| Extracted entries |
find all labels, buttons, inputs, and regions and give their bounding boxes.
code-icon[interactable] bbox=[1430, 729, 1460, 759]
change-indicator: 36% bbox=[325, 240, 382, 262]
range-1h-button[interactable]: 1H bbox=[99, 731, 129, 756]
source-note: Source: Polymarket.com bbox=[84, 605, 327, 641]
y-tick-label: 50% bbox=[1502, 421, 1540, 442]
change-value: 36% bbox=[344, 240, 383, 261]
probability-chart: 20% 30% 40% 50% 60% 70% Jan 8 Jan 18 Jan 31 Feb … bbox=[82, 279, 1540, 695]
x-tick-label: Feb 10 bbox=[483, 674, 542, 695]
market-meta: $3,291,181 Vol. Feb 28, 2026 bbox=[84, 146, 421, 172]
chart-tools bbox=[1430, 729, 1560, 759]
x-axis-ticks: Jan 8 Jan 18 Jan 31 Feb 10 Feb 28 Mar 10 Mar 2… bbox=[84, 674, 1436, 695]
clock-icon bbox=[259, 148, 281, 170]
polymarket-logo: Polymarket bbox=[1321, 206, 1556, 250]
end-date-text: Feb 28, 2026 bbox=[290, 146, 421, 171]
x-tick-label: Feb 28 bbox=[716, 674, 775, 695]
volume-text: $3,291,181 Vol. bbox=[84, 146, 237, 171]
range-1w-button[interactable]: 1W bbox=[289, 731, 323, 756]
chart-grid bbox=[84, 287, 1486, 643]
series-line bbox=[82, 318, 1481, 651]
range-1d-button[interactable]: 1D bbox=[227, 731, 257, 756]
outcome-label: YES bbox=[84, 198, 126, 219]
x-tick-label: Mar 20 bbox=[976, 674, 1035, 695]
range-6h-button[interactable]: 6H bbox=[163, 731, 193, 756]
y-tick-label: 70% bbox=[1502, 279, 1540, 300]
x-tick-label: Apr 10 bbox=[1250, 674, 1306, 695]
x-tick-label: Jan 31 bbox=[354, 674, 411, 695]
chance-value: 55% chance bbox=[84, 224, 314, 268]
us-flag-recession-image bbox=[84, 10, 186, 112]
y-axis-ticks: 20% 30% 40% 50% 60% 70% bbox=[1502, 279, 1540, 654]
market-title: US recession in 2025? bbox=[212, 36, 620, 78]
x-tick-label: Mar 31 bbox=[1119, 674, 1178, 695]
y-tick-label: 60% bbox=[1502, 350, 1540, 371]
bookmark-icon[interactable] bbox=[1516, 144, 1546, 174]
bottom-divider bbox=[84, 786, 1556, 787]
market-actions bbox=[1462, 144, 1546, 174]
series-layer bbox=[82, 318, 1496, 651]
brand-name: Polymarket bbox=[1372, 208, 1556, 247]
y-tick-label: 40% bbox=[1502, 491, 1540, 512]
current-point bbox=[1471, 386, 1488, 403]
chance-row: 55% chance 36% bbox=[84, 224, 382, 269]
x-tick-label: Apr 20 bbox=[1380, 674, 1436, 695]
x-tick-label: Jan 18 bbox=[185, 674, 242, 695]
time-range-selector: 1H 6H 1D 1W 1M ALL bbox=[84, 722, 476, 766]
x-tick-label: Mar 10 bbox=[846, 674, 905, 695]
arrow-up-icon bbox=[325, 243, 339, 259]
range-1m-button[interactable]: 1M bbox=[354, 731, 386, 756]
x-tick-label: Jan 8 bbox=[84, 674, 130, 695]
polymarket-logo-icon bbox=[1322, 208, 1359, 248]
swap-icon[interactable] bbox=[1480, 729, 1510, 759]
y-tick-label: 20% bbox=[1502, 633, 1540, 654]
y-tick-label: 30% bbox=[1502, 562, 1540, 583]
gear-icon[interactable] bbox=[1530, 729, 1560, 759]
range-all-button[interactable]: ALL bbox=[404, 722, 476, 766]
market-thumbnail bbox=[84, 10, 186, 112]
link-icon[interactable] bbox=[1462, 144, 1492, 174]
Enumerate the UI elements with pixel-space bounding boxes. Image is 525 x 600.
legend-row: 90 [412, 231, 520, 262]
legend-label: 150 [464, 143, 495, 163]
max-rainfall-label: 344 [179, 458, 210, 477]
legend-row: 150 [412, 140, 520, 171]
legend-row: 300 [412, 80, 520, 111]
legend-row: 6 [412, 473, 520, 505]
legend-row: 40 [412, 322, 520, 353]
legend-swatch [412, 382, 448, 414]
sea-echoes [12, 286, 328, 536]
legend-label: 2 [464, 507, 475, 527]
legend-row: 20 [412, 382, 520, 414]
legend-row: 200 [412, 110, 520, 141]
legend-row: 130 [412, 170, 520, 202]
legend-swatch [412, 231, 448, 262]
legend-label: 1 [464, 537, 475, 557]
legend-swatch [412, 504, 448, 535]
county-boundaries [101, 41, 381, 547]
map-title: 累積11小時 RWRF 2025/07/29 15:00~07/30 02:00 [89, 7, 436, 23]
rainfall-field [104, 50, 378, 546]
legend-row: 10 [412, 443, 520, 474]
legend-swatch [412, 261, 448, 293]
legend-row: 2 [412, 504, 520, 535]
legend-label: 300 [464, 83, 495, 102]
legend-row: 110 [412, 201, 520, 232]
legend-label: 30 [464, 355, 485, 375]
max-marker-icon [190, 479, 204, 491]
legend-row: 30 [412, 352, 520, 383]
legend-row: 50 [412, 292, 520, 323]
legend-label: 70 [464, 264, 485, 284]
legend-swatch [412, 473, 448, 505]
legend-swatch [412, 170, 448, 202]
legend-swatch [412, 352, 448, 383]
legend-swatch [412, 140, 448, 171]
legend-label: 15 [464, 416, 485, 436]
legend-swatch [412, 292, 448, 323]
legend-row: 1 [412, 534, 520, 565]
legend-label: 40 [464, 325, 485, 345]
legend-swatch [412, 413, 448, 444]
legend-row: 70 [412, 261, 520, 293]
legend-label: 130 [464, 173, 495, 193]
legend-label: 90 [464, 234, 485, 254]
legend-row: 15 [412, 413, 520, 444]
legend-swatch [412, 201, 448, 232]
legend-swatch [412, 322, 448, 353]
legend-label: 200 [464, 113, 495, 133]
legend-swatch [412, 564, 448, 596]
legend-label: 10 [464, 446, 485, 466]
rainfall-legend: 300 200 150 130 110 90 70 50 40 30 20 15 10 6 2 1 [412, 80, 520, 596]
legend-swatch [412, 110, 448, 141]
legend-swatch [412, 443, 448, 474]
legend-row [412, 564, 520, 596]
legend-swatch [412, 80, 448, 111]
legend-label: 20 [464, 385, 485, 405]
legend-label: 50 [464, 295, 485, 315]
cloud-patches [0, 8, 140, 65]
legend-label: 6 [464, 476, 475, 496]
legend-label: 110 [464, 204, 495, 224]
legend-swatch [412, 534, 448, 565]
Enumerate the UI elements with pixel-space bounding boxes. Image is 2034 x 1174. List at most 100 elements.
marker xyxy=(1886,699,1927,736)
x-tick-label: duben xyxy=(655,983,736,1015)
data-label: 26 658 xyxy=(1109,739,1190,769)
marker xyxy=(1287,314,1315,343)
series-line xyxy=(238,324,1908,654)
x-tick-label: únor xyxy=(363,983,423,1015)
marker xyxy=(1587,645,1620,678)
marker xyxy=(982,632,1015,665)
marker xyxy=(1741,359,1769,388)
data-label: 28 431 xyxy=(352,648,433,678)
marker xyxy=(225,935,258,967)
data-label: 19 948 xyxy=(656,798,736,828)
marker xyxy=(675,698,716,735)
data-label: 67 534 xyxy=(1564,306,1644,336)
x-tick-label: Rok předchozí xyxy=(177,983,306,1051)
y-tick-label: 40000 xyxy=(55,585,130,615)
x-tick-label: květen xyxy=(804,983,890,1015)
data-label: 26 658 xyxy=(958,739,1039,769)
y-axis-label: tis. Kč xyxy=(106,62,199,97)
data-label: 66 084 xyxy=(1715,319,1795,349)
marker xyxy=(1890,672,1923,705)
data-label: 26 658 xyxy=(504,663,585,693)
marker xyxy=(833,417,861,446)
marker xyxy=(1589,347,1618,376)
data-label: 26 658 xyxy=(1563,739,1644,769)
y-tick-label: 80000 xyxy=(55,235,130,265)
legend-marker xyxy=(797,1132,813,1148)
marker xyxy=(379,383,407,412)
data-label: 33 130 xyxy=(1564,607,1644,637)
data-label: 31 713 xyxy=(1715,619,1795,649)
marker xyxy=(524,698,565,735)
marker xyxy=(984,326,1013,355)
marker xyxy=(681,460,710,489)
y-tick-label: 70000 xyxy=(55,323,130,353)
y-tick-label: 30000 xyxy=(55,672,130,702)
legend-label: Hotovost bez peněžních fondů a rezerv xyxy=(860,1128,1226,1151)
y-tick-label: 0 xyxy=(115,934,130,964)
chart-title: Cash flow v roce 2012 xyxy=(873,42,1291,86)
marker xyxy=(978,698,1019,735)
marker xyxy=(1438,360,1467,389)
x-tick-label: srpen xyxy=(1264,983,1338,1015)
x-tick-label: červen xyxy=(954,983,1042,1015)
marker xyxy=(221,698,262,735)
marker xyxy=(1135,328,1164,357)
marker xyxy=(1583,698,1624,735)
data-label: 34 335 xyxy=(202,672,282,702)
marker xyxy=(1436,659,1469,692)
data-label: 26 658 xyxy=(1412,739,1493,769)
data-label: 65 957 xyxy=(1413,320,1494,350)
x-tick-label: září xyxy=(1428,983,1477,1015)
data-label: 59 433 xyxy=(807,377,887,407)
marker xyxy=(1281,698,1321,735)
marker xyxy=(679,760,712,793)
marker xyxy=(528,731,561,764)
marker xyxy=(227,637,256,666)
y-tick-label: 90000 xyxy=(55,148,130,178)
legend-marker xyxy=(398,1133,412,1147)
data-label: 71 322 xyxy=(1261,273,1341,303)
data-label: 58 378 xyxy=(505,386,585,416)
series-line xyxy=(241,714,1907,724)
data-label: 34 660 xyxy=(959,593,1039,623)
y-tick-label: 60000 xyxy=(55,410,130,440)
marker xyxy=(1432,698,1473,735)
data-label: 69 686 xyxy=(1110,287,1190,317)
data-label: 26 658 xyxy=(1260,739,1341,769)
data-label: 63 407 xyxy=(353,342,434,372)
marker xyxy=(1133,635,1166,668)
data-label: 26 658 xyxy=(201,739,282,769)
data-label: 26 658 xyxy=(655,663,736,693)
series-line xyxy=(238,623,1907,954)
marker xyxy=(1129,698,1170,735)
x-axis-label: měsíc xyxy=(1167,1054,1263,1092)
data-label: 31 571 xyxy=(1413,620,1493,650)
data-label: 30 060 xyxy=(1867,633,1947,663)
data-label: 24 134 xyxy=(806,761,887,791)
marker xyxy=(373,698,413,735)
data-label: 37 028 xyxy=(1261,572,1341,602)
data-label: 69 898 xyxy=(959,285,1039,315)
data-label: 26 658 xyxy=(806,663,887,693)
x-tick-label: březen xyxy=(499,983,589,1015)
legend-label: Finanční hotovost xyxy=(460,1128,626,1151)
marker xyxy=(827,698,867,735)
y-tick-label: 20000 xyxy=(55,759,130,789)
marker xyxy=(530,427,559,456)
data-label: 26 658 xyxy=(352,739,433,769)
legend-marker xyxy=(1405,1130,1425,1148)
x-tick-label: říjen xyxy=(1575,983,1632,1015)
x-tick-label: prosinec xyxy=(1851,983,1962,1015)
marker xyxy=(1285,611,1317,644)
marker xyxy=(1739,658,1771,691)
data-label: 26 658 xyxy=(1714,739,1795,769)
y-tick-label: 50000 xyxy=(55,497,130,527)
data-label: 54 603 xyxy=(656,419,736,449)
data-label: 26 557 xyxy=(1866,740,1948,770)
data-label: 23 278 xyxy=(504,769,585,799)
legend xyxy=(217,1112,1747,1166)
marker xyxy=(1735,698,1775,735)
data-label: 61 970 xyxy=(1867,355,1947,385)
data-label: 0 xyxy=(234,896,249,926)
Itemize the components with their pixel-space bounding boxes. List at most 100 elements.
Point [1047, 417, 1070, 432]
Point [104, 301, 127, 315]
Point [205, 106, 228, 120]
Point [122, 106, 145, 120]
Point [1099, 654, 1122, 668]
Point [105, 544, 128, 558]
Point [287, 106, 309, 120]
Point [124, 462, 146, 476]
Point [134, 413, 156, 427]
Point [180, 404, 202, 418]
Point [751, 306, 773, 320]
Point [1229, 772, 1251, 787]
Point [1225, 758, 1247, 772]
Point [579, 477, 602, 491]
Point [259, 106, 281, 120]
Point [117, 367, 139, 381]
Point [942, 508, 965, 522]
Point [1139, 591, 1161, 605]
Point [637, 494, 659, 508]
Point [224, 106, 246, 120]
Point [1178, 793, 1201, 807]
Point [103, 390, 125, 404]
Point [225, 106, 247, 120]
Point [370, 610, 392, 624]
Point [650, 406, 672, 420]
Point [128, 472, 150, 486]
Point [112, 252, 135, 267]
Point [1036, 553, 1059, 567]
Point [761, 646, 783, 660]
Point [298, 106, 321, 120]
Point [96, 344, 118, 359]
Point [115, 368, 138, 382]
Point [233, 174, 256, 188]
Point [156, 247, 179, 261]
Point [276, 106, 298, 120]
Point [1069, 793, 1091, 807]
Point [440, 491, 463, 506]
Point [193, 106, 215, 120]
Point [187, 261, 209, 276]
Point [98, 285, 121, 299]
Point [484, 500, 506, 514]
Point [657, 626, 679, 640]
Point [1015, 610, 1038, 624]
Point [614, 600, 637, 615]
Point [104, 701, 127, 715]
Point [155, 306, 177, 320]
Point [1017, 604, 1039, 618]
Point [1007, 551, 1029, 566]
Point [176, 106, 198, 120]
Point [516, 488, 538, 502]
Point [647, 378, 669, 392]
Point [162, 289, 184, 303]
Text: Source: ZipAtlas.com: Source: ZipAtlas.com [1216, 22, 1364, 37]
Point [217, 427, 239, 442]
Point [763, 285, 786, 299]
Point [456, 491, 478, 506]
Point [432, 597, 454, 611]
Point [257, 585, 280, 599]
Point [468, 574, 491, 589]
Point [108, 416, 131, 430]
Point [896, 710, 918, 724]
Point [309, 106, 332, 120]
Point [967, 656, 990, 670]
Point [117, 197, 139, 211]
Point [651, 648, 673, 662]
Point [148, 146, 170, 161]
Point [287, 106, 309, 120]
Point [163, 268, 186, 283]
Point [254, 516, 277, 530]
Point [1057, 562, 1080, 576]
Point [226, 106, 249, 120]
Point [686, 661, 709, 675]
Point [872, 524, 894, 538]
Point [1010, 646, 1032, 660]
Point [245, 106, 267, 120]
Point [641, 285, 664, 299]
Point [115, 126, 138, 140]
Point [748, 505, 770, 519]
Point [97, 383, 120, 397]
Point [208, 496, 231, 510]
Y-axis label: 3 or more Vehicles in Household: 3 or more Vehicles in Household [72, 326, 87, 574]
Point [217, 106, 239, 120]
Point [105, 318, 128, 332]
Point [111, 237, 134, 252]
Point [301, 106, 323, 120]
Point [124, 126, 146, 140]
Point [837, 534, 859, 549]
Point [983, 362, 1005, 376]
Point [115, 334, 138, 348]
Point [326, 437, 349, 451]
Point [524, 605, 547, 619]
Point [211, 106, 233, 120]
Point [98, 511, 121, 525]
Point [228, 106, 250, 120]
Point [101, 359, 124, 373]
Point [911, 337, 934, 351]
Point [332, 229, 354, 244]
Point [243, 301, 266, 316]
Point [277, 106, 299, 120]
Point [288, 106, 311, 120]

| Required task |
Could you copy the listing verbatim, from its first line up to and including the line that contains "market-meta: $3,291,181 Vol."?

| Solution for this problem |
find all labels, buttons, inputs, and regions and give their bounding boxes.
code-icon[interactable] bbox=[1430, 729, 1460, 759]
change-indicator: 36% bbox=[325, 240, 382, 262]
range-1h-button[interactable]: 1H bbox=[99, 731, 129, 756]
source-note: Source: Polymarket.com bbox=[84, 605, 327, 641]
y-tick-label: 50% bbox=[1502, 421, 1540, 442]
change-value: 36% bbox=[344, 240, 383, 261]
probability-chart: 20% 30% 40% 50% 60% 70% Jan 8 Jan 18 Jan 31 Feb … bbox=[82, 279, 1540, 695]
x-tick-label: Feb 10 bbox=[483, 674, 542, 695]
market-meta: $3,291,181 Vol. Feb 28, 2026 bbox=[84, 146, 421, 172]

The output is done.